- **Exercise directions**: Scan the material and copy every line in which "effects" appears.

- **Records provided**:
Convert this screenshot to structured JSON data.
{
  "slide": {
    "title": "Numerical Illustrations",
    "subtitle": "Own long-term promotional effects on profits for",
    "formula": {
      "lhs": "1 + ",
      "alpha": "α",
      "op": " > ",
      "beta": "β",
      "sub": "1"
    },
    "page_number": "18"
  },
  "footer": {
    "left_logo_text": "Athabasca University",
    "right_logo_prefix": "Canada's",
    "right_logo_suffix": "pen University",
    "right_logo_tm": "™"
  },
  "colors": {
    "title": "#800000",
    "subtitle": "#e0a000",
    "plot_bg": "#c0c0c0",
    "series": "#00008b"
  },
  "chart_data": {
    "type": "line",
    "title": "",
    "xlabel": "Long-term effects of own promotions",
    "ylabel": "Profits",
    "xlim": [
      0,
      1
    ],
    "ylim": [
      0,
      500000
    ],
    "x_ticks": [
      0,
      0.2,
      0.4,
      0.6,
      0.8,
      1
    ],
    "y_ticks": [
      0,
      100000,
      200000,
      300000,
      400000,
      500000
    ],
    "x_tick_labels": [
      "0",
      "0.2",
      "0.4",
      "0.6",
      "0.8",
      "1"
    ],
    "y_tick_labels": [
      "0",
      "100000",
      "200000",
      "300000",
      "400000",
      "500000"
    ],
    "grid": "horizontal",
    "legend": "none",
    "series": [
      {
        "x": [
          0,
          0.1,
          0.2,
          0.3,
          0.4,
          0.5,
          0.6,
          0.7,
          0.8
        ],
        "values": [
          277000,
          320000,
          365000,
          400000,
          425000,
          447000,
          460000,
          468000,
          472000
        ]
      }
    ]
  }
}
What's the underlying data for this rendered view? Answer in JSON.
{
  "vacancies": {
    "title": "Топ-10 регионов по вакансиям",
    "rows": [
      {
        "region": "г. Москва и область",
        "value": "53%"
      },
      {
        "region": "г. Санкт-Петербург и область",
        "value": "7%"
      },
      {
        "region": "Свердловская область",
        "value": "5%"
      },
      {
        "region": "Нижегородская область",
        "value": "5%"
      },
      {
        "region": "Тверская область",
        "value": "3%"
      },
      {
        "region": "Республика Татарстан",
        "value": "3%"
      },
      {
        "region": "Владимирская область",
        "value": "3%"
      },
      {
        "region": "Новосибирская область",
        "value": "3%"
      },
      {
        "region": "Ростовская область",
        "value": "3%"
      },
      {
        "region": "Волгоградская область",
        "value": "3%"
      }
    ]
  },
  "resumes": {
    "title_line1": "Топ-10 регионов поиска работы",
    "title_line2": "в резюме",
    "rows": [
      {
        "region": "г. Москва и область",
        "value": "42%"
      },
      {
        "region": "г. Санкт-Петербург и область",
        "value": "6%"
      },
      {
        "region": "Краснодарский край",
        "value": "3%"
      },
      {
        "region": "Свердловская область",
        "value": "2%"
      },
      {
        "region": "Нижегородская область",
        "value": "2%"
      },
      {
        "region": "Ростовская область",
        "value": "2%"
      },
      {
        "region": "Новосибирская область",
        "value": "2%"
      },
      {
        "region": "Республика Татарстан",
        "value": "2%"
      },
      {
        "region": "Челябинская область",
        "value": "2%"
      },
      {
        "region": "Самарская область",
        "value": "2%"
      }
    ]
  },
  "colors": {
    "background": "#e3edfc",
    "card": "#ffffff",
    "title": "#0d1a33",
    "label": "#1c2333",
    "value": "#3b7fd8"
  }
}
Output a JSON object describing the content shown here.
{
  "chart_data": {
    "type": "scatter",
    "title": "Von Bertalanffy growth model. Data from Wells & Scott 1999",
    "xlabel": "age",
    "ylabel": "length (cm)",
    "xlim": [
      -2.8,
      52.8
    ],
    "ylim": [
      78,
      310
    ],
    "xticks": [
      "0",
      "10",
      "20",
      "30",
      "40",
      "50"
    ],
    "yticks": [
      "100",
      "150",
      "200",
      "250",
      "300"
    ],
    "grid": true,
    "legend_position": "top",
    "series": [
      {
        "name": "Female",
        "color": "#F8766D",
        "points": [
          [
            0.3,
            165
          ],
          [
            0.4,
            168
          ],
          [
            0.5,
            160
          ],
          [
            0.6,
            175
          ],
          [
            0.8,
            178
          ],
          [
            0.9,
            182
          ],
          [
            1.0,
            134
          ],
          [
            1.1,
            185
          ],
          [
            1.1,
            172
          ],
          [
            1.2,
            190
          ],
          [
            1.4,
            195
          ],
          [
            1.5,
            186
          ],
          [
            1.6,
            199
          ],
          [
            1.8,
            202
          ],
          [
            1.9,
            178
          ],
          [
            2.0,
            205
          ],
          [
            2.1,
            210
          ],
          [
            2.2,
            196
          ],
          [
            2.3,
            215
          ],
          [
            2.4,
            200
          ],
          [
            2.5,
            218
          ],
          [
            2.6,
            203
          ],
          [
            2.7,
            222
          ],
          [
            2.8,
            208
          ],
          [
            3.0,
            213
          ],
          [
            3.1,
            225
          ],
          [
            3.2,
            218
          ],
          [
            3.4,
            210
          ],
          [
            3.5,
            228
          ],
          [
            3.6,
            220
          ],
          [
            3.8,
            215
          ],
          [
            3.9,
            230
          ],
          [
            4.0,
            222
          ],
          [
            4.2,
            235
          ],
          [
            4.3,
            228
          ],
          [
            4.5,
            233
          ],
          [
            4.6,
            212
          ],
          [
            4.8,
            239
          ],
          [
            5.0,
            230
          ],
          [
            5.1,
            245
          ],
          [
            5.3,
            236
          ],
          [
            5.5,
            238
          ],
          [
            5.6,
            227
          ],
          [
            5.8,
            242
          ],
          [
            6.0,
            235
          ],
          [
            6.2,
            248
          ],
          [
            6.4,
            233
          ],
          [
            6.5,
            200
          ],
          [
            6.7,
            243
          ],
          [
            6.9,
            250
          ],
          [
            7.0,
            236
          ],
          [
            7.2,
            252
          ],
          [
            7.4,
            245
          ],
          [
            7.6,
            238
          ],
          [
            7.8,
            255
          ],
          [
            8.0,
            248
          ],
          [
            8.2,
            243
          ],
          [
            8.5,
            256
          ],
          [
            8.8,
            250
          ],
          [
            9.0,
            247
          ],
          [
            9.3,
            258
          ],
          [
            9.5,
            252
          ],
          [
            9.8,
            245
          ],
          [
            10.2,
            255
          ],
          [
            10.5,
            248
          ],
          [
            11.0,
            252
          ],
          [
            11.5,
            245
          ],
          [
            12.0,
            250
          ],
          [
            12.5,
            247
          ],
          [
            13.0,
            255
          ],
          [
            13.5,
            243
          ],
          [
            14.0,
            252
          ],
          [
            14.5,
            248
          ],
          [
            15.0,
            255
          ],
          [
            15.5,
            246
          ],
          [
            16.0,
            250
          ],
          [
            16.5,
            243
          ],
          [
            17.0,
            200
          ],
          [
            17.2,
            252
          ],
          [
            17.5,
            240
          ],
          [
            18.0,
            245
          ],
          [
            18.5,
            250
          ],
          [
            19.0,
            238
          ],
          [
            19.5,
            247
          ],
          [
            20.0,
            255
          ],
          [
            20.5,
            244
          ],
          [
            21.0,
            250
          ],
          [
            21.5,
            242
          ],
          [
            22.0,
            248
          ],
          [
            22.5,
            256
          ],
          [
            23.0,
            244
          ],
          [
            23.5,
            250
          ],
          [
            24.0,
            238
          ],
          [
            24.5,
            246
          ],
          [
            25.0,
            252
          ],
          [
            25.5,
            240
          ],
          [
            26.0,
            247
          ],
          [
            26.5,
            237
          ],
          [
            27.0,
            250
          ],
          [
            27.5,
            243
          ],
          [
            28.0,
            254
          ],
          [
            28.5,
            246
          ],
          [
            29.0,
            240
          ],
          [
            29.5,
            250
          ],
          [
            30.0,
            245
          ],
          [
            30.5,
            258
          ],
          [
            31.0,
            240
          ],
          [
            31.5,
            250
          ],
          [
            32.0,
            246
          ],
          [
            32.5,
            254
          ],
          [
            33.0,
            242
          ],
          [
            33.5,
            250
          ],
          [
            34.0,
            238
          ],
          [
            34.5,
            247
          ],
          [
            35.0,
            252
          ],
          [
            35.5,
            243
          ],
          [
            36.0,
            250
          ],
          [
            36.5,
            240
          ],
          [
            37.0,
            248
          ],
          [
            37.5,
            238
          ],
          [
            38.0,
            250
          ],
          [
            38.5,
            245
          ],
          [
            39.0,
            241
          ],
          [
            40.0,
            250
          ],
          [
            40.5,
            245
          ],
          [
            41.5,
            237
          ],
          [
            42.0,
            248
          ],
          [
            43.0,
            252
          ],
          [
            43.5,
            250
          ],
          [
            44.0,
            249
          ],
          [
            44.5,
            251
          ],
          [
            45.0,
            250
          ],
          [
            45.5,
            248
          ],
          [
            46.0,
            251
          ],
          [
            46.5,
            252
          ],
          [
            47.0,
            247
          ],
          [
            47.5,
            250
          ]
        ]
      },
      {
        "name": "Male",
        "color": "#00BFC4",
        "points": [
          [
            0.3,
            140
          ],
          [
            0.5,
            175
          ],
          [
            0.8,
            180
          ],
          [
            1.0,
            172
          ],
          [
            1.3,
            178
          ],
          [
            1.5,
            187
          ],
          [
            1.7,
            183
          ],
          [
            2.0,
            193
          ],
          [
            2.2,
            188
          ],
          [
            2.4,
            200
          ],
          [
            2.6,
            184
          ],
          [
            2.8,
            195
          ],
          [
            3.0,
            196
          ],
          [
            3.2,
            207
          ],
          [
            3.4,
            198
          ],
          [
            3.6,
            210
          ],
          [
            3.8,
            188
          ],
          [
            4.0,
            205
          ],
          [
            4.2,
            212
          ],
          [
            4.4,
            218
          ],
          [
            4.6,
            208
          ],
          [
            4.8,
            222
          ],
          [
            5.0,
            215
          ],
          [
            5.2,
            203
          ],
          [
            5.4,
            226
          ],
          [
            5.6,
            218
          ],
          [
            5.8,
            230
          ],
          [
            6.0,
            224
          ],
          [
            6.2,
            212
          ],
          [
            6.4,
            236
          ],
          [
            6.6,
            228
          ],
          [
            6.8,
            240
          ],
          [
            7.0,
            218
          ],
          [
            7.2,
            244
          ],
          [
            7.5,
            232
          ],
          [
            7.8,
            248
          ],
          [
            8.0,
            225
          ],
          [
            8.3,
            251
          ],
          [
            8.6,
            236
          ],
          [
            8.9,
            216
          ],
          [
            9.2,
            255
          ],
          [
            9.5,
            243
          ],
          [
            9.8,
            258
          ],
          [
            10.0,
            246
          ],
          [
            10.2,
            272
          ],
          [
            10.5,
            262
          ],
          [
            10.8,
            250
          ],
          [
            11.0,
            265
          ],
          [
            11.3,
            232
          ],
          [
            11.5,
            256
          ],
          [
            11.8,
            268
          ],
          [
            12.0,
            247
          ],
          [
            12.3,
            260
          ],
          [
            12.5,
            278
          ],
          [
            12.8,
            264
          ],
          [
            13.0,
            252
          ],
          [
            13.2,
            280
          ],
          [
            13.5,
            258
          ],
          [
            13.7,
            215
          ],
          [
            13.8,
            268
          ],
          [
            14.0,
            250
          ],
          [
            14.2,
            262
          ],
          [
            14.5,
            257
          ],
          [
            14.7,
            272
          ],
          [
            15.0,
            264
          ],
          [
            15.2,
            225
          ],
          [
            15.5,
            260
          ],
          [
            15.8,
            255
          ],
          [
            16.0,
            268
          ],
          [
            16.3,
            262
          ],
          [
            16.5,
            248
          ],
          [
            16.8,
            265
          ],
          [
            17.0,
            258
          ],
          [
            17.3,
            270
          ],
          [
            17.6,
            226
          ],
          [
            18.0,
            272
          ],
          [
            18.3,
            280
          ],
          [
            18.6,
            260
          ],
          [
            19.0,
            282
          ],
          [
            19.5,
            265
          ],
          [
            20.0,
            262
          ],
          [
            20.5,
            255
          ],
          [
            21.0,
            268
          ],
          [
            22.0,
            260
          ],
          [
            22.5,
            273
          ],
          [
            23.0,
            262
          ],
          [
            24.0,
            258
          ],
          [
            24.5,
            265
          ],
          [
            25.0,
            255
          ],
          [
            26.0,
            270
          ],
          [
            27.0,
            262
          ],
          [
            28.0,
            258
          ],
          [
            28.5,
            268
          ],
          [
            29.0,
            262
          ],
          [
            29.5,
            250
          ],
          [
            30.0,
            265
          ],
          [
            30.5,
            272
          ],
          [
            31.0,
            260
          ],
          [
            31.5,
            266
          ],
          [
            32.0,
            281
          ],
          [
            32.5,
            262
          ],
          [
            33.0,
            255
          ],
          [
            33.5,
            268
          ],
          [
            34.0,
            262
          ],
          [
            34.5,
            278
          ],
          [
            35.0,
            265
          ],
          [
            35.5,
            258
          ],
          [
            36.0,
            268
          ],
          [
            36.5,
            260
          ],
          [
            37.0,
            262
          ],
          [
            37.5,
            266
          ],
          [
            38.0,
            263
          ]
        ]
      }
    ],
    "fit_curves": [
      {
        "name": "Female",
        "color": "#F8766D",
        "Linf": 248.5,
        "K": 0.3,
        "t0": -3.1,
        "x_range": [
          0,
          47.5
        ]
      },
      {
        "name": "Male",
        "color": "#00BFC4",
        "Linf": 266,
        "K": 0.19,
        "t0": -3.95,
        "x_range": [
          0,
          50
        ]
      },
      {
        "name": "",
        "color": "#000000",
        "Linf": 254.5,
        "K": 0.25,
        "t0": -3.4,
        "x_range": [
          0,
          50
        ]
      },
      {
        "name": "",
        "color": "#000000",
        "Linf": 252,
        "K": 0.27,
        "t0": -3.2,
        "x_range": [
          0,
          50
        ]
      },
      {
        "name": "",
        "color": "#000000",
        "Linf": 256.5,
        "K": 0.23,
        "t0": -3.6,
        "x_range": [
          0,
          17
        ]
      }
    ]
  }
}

- **Complete output**:
    "subtitle": "Own long-term promotional effects on profits for",
    "xlabel": "Long-term effects of own promotions",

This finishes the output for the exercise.